- Exercise instructions -
Your task is to copy the listing exactly. Drop any pictures from the copy.

- Collected data -
• • • • • • •

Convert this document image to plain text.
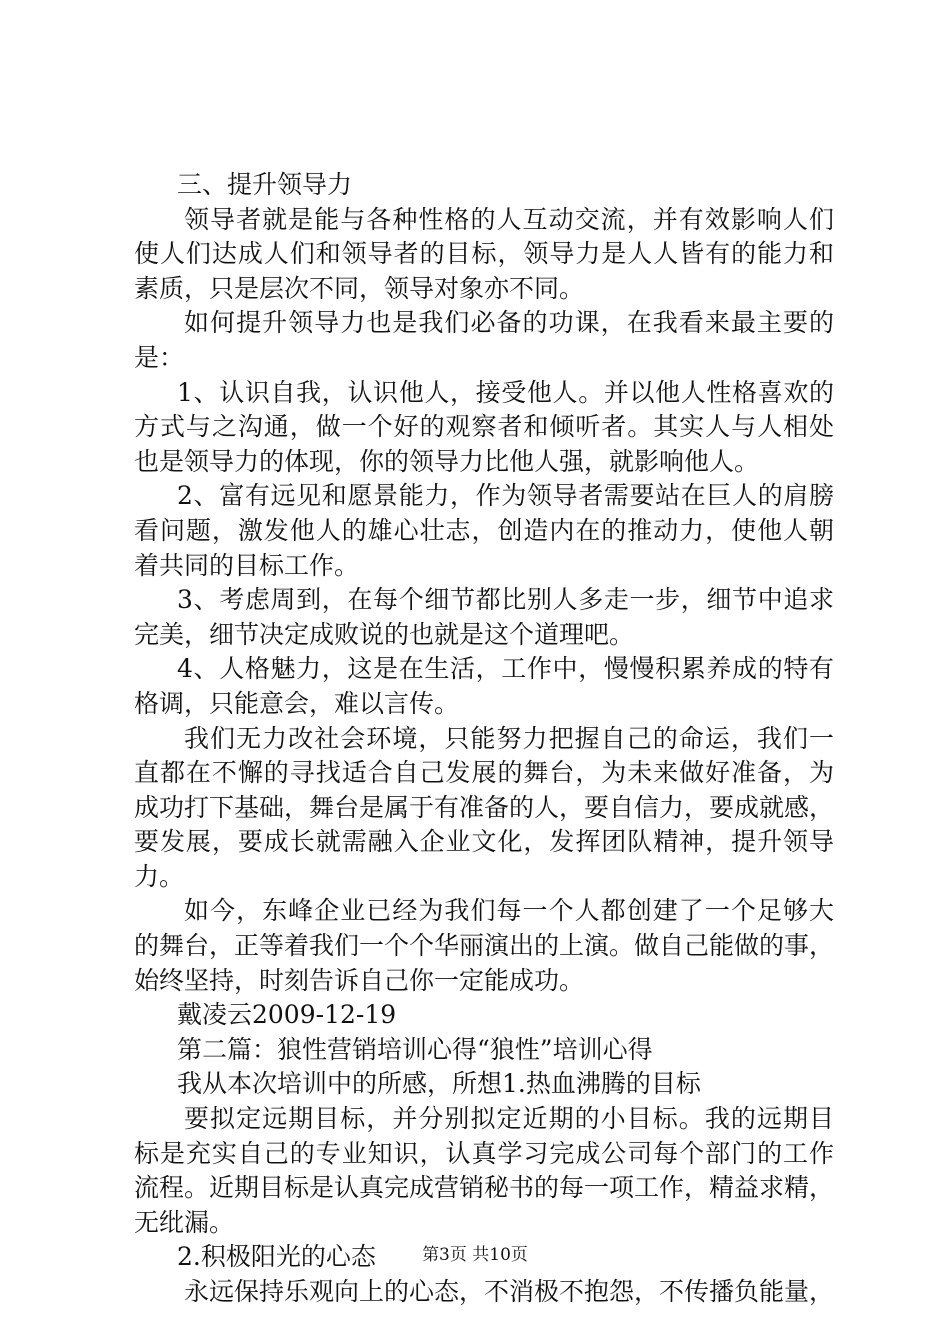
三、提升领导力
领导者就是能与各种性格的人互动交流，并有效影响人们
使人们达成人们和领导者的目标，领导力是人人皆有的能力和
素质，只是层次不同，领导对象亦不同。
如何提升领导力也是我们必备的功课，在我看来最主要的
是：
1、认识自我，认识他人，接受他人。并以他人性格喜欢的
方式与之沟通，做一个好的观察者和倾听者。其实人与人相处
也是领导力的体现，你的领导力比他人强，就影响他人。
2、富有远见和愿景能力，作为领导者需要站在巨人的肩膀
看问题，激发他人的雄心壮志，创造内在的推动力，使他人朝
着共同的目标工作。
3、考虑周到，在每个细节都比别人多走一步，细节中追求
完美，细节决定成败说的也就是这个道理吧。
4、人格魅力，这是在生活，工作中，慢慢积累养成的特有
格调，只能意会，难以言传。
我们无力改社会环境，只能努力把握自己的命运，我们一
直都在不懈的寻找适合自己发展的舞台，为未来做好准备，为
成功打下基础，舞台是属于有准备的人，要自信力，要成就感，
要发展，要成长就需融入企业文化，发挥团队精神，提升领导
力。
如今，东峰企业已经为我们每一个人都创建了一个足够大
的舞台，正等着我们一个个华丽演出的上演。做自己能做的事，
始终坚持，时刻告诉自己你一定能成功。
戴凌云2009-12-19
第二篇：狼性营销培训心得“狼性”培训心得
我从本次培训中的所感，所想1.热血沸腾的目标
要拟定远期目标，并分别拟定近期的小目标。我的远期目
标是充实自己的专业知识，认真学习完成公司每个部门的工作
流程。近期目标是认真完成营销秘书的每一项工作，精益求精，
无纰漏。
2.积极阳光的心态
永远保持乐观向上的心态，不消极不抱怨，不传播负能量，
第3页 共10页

• • • • • • •

- Response below -
Convert this document image to plain text.
三、提升领导力
领导者就是能与各种性格的人互动交流，并有效影响人们
使人们达成人们和领导者的目标，领导力是人人皆有的能力和
素质，只是层次不同，领导对象亦不同。
如何提升领导力也是我们必备的功课，在我看来最主要的
是：
1、认识自我，认识他人，接受他人。并以他人性格喜欢的
方式与之沟通，做一个好的观察者和倾听者。其实人与人相处
也是领导力的体现，你的领导力比他人强，就影响他人。
2、富有远见和愿景能力，作为领导者需要站在巨人的肩膀
看问题，激发他人的雄心壮志，创造内在的推动力，使他人朝
着共同的目标工作。
3、考虑周到，在每个细节都比别人多走一步，细节中追求
完美，细节决定成败说的也就是这个道理吧。
4、人格魅力，这是在生活，工作中，慢慢积累养成的特有
格调，只能意会，难以言传。
我们无力改社会环境，只能努力把握自己的命运，我们一
直都在不懈的寻找适合自己发展的舞台，为未来做好准备，为
成功打下基础，舞台是属于有准备的人，要自信力，要成就感，
要发展，要成长就需融入企业文化，发挥团队精神，提升领导
力。
如今，东峰企业已经为我们每一个人都创建了一个足够大
的舞台，正等着我们一个个华丽演出的上演。做自己能做的事，
始终坚持，时刻告诉自己你一定能成功。
戴凌云2009-12-19
第二篇：狼性营销培训心得“狼性”培训心得
我从本次培训中的所感，所想1.热血沸腾的目标
要拟定远期目标，并分别拟定近期的小目标。我的远期目
标是充实自己的专业知识，认真学习完成公司每个部门的工作
流程。近期目标是认真完成营销秘书的每一项工作，精益求精，
无纰漏。
2.积极阳光的心态
永远保持乐观向上的心态，不消极不抱怨，不传播负能量，
第3页 共10页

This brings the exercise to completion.